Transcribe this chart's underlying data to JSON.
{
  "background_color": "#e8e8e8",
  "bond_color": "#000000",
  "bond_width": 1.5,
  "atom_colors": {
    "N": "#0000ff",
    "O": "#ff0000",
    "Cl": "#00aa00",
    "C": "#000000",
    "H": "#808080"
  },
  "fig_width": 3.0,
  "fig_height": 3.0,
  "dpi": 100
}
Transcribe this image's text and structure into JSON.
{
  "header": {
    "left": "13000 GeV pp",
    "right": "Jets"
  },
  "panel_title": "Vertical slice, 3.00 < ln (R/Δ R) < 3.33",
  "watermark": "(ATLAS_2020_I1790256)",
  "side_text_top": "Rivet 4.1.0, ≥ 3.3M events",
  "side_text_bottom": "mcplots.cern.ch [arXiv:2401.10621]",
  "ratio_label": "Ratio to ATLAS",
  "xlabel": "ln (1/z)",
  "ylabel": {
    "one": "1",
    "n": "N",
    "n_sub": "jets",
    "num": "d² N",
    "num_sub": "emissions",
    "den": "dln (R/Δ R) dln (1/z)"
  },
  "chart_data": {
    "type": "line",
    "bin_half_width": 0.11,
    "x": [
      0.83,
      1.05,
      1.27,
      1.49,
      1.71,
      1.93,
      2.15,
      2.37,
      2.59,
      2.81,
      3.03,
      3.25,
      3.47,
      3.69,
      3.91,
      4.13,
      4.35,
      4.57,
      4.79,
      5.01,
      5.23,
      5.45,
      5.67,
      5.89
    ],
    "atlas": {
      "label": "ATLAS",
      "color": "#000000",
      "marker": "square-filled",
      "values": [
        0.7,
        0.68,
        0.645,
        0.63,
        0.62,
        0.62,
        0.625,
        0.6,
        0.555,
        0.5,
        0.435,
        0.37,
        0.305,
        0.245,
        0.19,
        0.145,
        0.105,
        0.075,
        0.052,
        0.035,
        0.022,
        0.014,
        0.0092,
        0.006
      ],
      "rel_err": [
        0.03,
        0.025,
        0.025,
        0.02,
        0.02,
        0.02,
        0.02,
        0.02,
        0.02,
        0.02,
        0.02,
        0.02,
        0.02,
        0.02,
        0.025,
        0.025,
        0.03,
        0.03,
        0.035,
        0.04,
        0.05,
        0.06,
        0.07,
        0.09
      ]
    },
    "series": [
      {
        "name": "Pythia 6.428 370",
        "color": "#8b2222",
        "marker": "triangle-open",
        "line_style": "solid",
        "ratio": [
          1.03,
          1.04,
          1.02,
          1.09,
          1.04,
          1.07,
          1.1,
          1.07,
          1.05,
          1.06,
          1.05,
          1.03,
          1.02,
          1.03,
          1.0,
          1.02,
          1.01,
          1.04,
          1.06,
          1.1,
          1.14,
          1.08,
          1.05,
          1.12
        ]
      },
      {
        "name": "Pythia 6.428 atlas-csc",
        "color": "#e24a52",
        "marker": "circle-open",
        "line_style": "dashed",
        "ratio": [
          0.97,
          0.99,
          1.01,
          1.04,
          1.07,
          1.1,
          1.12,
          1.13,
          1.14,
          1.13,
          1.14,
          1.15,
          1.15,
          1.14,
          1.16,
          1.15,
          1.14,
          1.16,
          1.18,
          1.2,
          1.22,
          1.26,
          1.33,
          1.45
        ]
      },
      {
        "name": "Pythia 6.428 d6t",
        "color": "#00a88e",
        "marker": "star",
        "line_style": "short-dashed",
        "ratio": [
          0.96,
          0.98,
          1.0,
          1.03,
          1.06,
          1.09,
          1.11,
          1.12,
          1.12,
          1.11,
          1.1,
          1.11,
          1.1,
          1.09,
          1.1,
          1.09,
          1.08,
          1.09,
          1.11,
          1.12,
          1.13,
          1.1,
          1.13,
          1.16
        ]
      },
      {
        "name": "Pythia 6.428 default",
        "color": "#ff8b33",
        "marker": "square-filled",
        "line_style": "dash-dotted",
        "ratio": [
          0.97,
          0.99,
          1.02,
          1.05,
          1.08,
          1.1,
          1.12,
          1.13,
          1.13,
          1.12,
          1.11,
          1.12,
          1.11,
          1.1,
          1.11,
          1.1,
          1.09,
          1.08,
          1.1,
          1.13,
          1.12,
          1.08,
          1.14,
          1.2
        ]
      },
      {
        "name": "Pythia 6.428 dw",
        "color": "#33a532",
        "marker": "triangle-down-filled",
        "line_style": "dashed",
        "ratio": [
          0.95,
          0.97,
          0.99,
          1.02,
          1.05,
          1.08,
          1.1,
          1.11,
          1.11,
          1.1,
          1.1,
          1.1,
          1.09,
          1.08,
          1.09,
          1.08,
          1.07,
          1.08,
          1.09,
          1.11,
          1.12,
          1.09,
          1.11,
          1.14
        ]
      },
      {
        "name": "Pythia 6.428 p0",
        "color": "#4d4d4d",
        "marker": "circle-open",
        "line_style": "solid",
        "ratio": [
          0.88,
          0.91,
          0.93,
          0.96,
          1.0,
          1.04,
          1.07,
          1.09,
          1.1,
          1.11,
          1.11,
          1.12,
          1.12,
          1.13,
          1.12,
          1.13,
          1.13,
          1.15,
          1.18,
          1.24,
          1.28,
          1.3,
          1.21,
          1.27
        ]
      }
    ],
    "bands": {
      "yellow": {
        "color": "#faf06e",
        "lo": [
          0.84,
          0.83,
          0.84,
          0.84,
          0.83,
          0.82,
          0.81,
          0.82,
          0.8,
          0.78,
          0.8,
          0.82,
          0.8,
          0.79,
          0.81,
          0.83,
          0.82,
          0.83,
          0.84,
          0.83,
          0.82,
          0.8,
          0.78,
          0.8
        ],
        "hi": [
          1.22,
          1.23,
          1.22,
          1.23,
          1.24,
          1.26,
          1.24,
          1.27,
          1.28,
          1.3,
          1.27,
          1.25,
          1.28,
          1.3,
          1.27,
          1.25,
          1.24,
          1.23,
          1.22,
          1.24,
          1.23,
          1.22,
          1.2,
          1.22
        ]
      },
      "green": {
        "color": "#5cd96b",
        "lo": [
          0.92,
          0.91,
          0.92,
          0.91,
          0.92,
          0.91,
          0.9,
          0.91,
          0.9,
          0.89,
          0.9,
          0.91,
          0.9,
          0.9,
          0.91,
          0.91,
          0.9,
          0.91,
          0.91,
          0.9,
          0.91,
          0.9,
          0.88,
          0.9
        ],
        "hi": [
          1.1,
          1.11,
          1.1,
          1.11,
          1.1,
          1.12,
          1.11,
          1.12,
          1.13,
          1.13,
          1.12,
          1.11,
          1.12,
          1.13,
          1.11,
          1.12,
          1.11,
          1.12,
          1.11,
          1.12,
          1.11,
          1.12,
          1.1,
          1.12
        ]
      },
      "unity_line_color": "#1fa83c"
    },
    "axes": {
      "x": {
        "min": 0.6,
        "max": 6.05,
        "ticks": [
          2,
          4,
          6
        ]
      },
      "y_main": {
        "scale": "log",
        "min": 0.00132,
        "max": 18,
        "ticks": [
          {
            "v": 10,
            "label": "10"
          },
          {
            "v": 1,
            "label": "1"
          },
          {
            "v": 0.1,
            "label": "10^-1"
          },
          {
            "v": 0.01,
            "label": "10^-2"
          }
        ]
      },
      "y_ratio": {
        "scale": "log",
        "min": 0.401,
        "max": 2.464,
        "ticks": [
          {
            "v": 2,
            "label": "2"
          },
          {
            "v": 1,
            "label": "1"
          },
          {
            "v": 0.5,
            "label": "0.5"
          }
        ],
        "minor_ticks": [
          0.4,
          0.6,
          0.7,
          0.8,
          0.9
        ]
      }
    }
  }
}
■ ■ ■ ■ ■
Each line holding "Transcribe" must be found and copied.

Transcribe this chart's underlying data to JSON.
Transcribe this image's text and structure into JSON.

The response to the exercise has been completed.